Six teams contested the Leinster championship while five teams contested the Munster championship. Galway, who faced no competition in their own province, entered the championship at the All-Ireland semi-final stage. No team from Ulster participated in the senior championship.

===Team summaries===

| Team | Colours | Most recent success |  |  |
| All-Ireland | Provincial | League |
| Clare | Saffron and blue | 1914 | 1932 |  |
| Cork | Red and white | 1941 | 1931 | 1940–41 |
| Dublin | Navy and blue | 1938 | 1941 | 1938–39 |
| Galway | Maroon and white | 1923 | 1922 | 1930–31 |
| Kilkenny | Black and amber | 1939 | 1940 | 1932–33 |
| Laois | Blue and white | 1915 | 1915 |  |
| Limerick | Green and white | 1940 | 1940 | 1937–38 |
| Offaly | Green, white and gold |  |  |  |
| Tipperary | Blue and gold | 1937 | 1941 | 1927–28 |
| Waterford | Blue and white |  | 1938 |  |
| Westmeath | Maroon and white |  |  |  |
| Wexford | Purple and gold | 1910 | 1918 |  |

==Provincial championships==
===Leinster Senior Hurling Championship===

3 May 1942
Offaly 6-5 - 4-3 Westmeath
3 May 1942
Laois 5-3 - 6-2 Wexford
31 May 1942
Wexford 4-4 - 5-5 Kilkenny
31 May 1942
Offaly 1-4 - 4-7 Dublin
28 June 1942
Kilkenny 1-4 - 4-8 Dublin
  Kilkenny: J Phelan 1–0, J Walsh 0–2, J Heffernan 0–1, J Kelly 0–1.
  Dublin: M McDonnell 1–6, P McMahon 1–1, J Hickey 1–0, P Kennedy 1–0, S Skehal 0–1.

===Munster Senior Hurling Championship===

First round

31 May 1942
Waterford 2-05 - 4-04 Limerick
  Waterford: Duggan 1–1, Goode 1–0, Campbell 0–2, Galvin 0–1, W Barron 0–1.
  Limerick: J Roche 2–0, M Mackey 1–1, Foley 1–0, D Stokes 0–2, J Mackey 0–1.

▸ **Extracted material**:
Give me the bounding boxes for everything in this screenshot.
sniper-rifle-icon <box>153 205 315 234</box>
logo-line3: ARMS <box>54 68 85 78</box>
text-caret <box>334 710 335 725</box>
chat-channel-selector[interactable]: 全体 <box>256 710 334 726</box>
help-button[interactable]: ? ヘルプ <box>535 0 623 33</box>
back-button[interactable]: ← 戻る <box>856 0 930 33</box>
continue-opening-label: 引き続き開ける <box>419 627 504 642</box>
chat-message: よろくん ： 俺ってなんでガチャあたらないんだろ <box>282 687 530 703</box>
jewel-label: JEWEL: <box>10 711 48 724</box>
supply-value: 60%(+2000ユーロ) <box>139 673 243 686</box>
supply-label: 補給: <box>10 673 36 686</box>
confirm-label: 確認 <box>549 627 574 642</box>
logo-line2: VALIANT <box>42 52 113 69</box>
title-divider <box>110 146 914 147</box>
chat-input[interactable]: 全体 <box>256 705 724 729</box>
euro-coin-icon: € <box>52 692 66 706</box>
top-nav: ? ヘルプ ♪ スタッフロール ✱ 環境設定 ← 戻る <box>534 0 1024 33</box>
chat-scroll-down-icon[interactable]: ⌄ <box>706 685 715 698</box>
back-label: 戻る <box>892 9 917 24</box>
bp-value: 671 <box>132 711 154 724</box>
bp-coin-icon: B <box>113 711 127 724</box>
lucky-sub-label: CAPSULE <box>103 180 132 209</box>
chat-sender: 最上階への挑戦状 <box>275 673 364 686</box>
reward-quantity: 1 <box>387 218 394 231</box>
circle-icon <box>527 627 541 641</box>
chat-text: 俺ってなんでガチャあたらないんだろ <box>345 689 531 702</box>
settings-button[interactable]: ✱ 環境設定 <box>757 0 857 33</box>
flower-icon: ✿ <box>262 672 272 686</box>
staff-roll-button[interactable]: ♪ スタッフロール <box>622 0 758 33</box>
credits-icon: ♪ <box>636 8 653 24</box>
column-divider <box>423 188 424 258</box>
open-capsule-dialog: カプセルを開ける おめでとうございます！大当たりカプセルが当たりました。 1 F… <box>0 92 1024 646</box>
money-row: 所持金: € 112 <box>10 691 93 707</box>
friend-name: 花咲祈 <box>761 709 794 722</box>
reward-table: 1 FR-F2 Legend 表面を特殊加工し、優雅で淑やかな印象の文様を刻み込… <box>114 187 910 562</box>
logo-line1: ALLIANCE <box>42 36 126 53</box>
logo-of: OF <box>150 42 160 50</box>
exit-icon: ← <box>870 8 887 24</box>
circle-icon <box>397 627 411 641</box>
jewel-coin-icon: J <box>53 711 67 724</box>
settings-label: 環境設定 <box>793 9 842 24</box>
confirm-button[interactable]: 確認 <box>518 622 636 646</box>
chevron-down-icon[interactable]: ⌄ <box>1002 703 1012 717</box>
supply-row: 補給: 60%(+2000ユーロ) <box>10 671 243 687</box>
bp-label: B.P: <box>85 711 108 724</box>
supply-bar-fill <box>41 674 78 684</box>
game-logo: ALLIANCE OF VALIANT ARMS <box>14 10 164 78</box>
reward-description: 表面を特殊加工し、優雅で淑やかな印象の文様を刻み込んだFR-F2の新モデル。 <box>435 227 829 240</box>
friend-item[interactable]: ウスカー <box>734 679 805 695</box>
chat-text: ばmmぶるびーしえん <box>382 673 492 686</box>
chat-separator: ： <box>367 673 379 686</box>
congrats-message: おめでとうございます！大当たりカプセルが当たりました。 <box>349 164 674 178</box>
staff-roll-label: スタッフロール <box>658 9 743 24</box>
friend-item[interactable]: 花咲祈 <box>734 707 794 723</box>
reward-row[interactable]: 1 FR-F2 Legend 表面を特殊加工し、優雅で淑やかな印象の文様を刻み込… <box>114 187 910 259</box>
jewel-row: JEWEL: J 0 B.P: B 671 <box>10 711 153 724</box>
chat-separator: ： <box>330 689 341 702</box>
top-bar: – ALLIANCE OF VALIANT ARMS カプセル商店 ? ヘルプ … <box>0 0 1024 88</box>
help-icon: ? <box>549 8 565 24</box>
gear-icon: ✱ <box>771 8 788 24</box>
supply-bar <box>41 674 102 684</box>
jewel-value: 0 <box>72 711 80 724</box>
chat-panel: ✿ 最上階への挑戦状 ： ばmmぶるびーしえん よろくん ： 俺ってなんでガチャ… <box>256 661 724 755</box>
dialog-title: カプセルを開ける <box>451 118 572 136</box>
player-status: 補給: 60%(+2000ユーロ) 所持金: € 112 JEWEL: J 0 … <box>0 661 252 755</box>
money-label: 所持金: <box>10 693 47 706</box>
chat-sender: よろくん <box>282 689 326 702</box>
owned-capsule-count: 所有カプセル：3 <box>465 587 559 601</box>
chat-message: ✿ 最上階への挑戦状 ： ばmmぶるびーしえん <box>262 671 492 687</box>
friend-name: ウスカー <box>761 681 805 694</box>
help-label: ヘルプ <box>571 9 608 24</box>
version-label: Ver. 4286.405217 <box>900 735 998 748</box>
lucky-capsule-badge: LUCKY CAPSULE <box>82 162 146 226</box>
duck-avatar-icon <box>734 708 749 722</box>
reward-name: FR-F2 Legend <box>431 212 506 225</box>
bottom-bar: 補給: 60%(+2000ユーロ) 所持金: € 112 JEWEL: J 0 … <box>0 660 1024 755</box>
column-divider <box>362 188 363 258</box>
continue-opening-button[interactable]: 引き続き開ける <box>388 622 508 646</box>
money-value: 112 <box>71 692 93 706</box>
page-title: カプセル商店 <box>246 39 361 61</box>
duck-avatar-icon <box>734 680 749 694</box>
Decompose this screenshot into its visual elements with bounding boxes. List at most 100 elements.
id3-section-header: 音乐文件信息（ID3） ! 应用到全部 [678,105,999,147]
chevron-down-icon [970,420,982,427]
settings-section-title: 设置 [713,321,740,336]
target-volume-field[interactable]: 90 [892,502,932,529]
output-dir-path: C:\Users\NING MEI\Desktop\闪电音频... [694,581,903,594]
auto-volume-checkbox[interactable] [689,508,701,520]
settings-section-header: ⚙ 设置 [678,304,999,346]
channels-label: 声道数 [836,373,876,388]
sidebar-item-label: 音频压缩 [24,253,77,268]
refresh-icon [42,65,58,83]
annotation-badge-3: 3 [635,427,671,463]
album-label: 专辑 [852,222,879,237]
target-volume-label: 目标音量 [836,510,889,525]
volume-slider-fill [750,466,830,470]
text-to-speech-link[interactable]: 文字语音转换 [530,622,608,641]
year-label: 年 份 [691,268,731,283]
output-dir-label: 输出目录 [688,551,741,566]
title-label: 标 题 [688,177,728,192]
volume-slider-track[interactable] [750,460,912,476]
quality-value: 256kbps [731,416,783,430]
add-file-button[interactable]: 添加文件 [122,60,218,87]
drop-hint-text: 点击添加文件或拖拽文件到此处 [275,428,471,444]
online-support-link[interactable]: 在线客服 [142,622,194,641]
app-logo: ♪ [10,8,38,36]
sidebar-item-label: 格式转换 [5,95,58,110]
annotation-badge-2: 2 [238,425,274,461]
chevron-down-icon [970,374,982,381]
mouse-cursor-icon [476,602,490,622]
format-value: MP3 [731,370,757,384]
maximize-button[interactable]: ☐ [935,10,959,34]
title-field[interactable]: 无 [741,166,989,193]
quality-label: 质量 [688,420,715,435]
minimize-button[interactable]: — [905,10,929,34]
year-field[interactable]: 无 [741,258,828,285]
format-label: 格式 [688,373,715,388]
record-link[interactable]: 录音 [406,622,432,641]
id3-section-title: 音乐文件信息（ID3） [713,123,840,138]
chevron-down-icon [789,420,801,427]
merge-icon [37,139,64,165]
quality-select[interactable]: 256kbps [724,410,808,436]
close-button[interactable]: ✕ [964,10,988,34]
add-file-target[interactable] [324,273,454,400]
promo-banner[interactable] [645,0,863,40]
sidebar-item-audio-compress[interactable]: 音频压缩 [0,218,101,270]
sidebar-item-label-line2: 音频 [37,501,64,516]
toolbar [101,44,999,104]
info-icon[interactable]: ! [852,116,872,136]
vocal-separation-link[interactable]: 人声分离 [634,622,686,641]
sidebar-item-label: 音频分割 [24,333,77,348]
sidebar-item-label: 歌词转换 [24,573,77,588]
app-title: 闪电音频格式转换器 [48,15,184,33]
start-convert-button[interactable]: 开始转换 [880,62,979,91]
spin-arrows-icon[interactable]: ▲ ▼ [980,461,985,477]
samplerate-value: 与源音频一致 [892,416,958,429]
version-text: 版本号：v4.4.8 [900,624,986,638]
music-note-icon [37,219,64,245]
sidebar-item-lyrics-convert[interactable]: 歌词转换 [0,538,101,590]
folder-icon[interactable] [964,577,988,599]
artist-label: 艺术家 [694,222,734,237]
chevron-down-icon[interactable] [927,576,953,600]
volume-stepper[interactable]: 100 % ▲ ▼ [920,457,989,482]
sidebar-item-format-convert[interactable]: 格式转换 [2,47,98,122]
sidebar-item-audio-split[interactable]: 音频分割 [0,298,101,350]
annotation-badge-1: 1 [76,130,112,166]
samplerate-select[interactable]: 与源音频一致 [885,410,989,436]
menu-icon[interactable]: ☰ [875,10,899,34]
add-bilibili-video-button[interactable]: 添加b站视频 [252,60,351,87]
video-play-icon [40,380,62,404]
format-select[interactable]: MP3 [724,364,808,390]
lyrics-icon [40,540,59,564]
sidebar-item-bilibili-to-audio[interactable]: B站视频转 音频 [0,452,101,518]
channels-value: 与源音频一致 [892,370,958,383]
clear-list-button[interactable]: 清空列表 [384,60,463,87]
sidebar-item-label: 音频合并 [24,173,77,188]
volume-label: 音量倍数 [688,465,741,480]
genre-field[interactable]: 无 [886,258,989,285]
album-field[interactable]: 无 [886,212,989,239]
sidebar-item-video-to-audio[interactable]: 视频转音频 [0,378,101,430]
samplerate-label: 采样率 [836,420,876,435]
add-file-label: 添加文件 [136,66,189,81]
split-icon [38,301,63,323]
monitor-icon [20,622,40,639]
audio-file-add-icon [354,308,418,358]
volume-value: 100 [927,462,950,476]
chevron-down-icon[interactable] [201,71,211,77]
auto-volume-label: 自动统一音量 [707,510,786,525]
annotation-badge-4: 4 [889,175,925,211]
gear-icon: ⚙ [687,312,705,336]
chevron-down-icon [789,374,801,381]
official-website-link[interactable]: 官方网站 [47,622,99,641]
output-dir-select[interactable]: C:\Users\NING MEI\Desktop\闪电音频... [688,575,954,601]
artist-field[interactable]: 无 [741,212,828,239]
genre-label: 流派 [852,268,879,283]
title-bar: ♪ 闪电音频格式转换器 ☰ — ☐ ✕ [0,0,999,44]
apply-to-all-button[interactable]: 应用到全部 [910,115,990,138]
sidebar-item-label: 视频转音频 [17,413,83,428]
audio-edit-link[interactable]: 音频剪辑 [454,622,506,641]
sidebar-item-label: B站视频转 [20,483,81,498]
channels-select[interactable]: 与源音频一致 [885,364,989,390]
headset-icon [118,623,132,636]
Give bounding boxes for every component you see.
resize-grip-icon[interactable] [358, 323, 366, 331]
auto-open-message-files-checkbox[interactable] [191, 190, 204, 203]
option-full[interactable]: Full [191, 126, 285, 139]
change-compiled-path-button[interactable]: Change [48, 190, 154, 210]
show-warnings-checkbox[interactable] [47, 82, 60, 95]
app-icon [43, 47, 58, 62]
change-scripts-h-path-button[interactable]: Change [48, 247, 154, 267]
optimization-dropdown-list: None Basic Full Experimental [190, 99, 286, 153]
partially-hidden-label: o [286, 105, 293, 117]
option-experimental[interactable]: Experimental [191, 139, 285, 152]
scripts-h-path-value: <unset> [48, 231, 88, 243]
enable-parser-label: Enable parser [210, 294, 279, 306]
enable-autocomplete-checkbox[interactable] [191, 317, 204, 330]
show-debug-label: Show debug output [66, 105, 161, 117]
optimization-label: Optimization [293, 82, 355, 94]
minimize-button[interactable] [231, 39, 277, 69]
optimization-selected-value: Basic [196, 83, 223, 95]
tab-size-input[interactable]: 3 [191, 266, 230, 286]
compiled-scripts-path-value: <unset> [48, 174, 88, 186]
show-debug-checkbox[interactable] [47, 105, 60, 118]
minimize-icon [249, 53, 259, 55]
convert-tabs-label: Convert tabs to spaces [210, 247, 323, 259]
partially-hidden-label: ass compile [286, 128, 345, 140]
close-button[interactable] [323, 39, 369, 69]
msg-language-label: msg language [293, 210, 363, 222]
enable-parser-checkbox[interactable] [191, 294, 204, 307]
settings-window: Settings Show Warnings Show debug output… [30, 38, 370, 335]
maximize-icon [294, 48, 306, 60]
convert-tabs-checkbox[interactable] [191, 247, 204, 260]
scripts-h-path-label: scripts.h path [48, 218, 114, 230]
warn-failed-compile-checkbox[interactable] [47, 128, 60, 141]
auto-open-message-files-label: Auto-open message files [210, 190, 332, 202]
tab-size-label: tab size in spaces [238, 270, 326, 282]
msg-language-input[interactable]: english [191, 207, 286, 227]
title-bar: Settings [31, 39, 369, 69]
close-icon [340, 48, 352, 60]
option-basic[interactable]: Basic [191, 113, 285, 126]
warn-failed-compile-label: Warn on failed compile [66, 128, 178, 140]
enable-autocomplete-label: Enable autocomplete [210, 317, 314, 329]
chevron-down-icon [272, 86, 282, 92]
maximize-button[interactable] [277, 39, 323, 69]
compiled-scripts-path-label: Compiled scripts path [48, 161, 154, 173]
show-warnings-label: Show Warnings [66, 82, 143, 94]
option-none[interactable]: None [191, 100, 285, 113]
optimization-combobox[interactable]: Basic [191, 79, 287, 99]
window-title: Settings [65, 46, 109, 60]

▸ **Instructions for the task**:
Pick up the 1942 hurling championship account after its last line, the Limerick scorers, and continue it.

▸ **Solved problem**:
Semi-finals

17 May 1942
Tipperary 5-13 - 1-03 Clare
  Tipperary: D Doorley 2–2, J Looby 1–2, B O'Donnell 1–1, M Bourke 0–4, P Flanagan 1–0, T Treacy 0–3, J Ryan 0–1.
  Clare: Fleming 1–0, R McNamara 0–2, M O'Halloran 0–1.
21 June 1942
Limerick 5-03 - 4-08 Cork
  Limerick: D Stokes 2–0, J Roche 1–0, Fitzgerald 1–0, J Mackey 1–0, M Mackey 0–2, P Cregan 0–1.
  Cork: J Quirke 3–0, D Beckett 1–0, C Ring 0–3, S Condon 0–1, DJ Buckley 0–1, C Tobin 0–1, M Kennefick 0–1.

Final

12 July 1942
Cork 4-15 - 4-01 Tipperary
  Cork: C Ring 0–8, C Tobin 2–1, J Quirke 1–1, M Kennefick 1–1, S Condon 0–2, D Beckett 0–1, J Young 0–1.
  Tipperary: T Treacy 2–1, J Ryan 1–0, M Bourke 1–0.

== All-Ireland Senior Hurling Championship ==
Semi-final

26 July 1942
Cork 6-08 - 2-04 Galway
  Galway: Forde 1–1, Flaherty 1–0, S Thornton 0–1, Boyle 0–1, P Thornton 0–1

Final

6 September 1942
Cork 2-14 - 3-04 Dublin
  Cork: J Quirke 1–2, D Beckett 1–0, C Ring 0–3, J Lynch 0–3, S Condon 0–2, M Kennefick 0–2, DJ Buckley 0–1, C Tobin 0–1.
  Dublin: M McDonnell 1–1, D Davitt 1–0, E O'Brien 1–0, N Wade 0–2, S Skehal 0–1.

==Championship statistics==
===Scoring===

- Widest winning margin: 22 points
  - Tipperary 5–13 : 1–3 Clare (Munster semi-final, 17 May 1942)
- Most goals in a match: 11
  - Laois 5–3 : 6–2 Wexford (Leinster quarter-final, 3 May 1942)
- Most points in a match: 18
  - Cork 2–14 : 3–4 Dublin (All-Ireland final, 3 September 1942)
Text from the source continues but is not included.